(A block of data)
● ● ● ● ● ● ●

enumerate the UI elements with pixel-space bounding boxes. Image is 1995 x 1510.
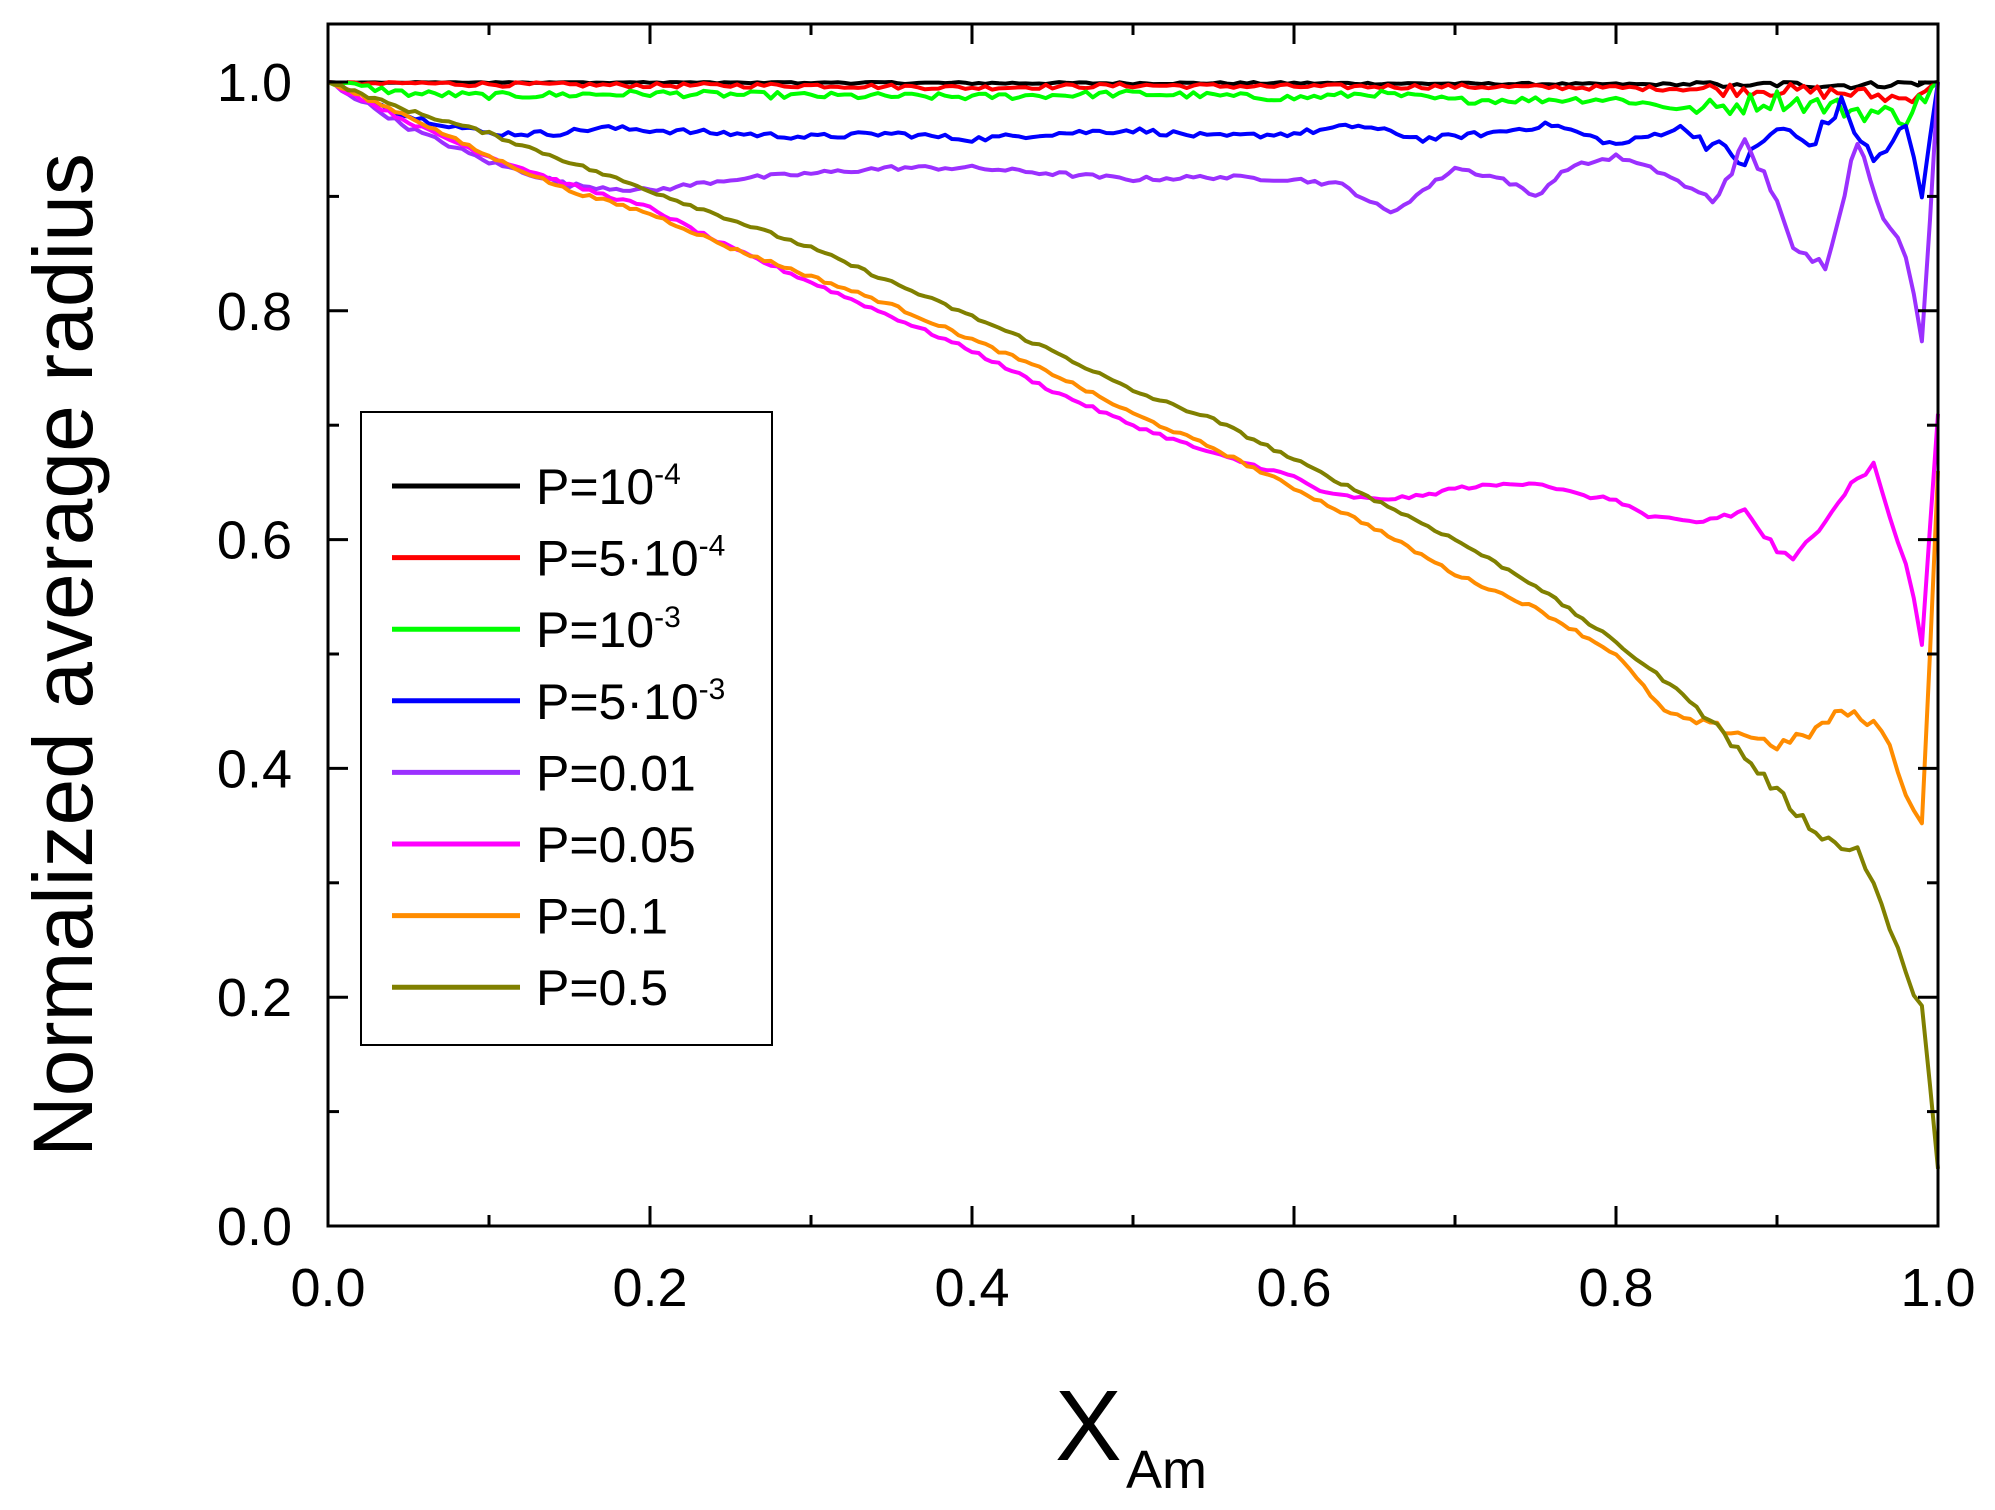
legend-label-4: P=0.01 [536,745,696,801]
y-tick-label: 0.2 [217,968,292,1028]
y-axis-title: Normalized average radius [16,153,110,1157]
x-tick-label: 1.0 [1900,1258,1975,1318]
y-tick-label: 0.0 [217,1197,292,1257]
legend-label-6: P=0.1 [536,889,668,945]
axes-layer [326,22,1940,1228]
y-tick-label: 0.4 [217,739,292,799]
series-line-4 [327,80,1940,344]
legend-label-3: P=5·10-3 [536,673,725,730]
legend-label-exponent: -3 [699,673,726,706]
series-line-0 [327,80,1939,91]
x-tick-label: 0.4 [934,1258,1009,1318]
labels-layer: 0.0 0.2 0.4 0.6 0.8 1.0 0.0 0.2 0.4 0.6 0.8 1.0 X Am N… [16,53,1976,1500]
legend-label-exponent: -3 [654,601,681,634]
series-line-1 [327,80,1940,105]
legend-label-1: P=5·10-4 [536,530,725,587]
x-tick-label: 0.0 [290,1258,365,1318]
legend-label-5: P=0.05 [536,817,696,873]
x-tick-label: 0.2 [612,1258,687,1318]
x-axis-title: X [1055,1370,1122,1482]
series-line-2 [327,80,1940,128]
series-line-3 [327,80,1940,200]
legend-label-7: P=0.5 [536,960,668,1016]
x-tick-label: 0.8 [1578,1258,1653,1318]
legend-label-exponent: -4 [654,458,681,491]
series-line-5 [327,80,1940,647]
legend-box [360,411,773,1046]
series-line-6 [327,80,1940,826]
series-line-7 [327,80,1940,1169]
legend-label-0: P=10-4 [536,458,681,515]
y-tick-label: 1.0 [217,53,292,113]
y-tick-label: 0.8 [217,282,292,342]
series-layer [327,80,1940,1169]
y-tick-label: 0.6 [217,511,292,571]
x-tick-label: 0.6 [1256,1258,1331,1318]
x-axis-title-subscript: Am [1126,1440,1207,1500]
legend-label-exponent: -4 [699,530,726,563]
legend: P=10-4P=5·10-4P=10-3P=5·10-3P=0.01P=0.05… [360,411,773,1046]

● ● ● ● ● ● ●

▶ SHORT EXERCISE: In the records above, change every "y-tick-label" to "vertical-tick-label" and write out all the lines again with nothing else altered. Leave the picture out of your answer.

▶ SOLUTION TO THE PROBLEM:
enumerate the UI elements with pixel-space bounding boxes. Image is 1995 x 1510.
legend-label-4: P=0.01 [536,745,696,801]
vertical-tick-label: 0.2 [217,968,292,1028]
y-axis-title: Normalized average radius [16,153,110,1157]
x-tick-label: 1.0 [1900,1258,1975,1318]
vertical-tick-label: 0.0 [217,1197,292,1257]
legend-label-6: P=0.1 [536,889,668,945]
axes-layer [326,22,1940,1228]
vertical-tick-label: 0.4 [217,739,292,799]
series-line-4 [327,80,1940,344]
legend-label-3: P=5·10-3 [536,673,725,730]
legend-label-exponent: -3 [699,673,726,706]
series-line-0 [327,80,1939,91]
x-tick-label: 0.4 [934,1258,1009,1318]
labels-layer: 0.0 0.2 0.4 0.6 0.8 1.0 0.0 0.2 0.4 0.6 0.8 1.0 X Am N… [16,53,1976,1500]
legend-label-exponent: -3 [654,601,681,634]
series-line-1 [327,80,1940,105]
legend-label-1: P=5·10-4 [536,530,725,587]
x-tick-label: 0.0 [290,1258,365,1318]
legend-label-5: P=0.05 [536,817,696,873]
x-tick-label: 0.2 [612,1258,687,1318]
x-axis-title: X [1055,1370,1122,1482]
series-line-2 [327,80,1940,128]
series-line-3 [327,80,1940,200]
legend-label-7: P=0.5 [536,960,668,1016]
x-tick-label: 0.8 [1578,1258,1653,1318]
legend-label-exponent: -4 [654,458,681,491]
series-line-5 [327,80,1940,647]
legend-box [360,411,773,1046]
series-line-6 [327,80,1940,826]
series-line-7 [327,80,1940,1169]
legend-label-0: P=10-4 [536,458,681,515]
vertical-tick-label: 1.0 [217,53,292,113]
vertical-tick-label: 0.8 [217,282,292,342]
series-layer [327,80,1940,1169]
vertical-tick-label: 0.6 [217,511,292,571]
x-tick-label: 0.6 [1256,1258,1331,1318]
x-axis-title-subscript: Am [1126,1440,1207,1500]
legend-label-exponent: -4 [699,530,726,563]
legend: P=10-4P=5·10-4P=10-3P=5·10-3P=0.01P=0.05… [360,411,773,1046]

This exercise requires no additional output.